** Start of EXERCISE MATERIAL **

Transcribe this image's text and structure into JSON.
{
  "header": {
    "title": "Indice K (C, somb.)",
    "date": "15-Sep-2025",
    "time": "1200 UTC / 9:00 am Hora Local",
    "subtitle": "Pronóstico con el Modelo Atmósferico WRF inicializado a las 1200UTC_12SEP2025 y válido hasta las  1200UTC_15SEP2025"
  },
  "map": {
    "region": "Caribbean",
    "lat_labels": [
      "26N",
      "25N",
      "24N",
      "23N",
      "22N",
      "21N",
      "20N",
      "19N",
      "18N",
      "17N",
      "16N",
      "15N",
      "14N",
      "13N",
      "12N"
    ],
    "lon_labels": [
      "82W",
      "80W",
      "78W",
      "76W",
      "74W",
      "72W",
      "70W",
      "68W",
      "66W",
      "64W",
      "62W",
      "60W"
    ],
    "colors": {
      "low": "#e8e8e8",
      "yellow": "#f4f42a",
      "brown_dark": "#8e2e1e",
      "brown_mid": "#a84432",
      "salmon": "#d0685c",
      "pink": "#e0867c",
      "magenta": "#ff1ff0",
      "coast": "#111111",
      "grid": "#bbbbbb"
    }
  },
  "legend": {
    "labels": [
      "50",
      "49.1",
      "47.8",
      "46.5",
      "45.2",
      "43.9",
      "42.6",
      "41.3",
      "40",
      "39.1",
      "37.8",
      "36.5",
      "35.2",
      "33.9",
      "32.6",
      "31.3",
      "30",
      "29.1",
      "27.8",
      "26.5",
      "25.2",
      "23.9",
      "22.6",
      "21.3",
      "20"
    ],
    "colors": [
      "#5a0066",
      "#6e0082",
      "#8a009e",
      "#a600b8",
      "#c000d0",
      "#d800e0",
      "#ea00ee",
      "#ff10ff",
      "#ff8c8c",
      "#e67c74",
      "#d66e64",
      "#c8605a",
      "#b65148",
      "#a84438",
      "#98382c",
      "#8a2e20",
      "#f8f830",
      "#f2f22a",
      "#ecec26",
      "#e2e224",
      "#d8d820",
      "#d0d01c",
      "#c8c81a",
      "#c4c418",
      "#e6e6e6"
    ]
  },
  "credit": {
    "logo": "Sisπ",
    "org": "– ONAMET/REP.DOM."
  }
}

** End of EXERCISE MATERIAL **

_WHAT TO WORK ON_. Write the entire listing out again, word for word.

_FINISHED EXERCISE_.
Transcribe this image's text and structure into JSON.
{
  "header": {
    "title": "Indice K (C, somb.)",
    "date": "15-Sep-2025",
    "time": "1200 UTC / 9:00 am Hora Local",
    "subtitle": "Pronóstico con el Modelo Atmósferico WRF inicializado a las 1200UTC_12SEP2025 y válido hasta las  1200UTC_15SEP2025"
  },
  "map": {
    "region": "Caribbean",
    "lat_labels": [
      "26N",
      "25N",
      "24N",
      "23N",
      "22N",
      "21N",
      "20N",
      "19N",
      "18N",
      "17N",
      "16N",
      "15N",
      "14N",
      "13N",
      "12N"
    ],
    "lon_labels": [
      "82W",
      "80W",
      "78W",
      "76W",
      "74W",
      "72W",
      "70W",
      "68W",
      "66W",
      "64W",
      "62W",
      "60W"
    ],
    "colors": {
      "low": "#e8e8e8",
      "yellow": "#f4f42a",
      "brown_dark": "#8e2e1e",
      "brown_mid": "#a84432",
      "salmon": "#d0685c",
      "pink": "#e0867c",
      "magenta": "#ff1ff0",
      "coast": "#111111",
      "grid": "#bbbbbb"
    }
  },
  "legend": {
    "labels": [
      "50",
      "49.1",
      "47.8",
      "46.5",
      "45.2",
      "43.9",
      "42.6",
      "41.3",
      "40",
      "39.1",
      "37.8",
      "36.5",
      "35.2",
      "33.9",
      "32.6",
      "31.3",
      "30",
      "29.1",
      "27.8",
      "26.5",
      "25.2",
      "23.9",
      "22.6",
      "21.3",
      "20"
    ],
    "colors": [
      "#5a0066",
      "#6e0082",
      "#8a009e",
      "#a600b8",
      "#c000d0",
      "#d800e0",
      "#ea00ee",
      "#ff10ff",
      "#ff8c8c",
      "#e67c74",
      "#d66e64",
      "#c8605a",
      "#b65148",
      "#a84438",
      "#98382c",
      "#8a2e20",
      "#f8f830",
      "#f2f22a",
      "#ecec26",
      "#e2e224",
      "#d8d820",
      "#d0d01c",
      "#c8c81a",
      "#c4c418",
      "#e6e6e6"
    ]
  },
  "credit": {
    "logo": "Sisπ",
    "org": "– ONAMET/REP.DOM."
  }
}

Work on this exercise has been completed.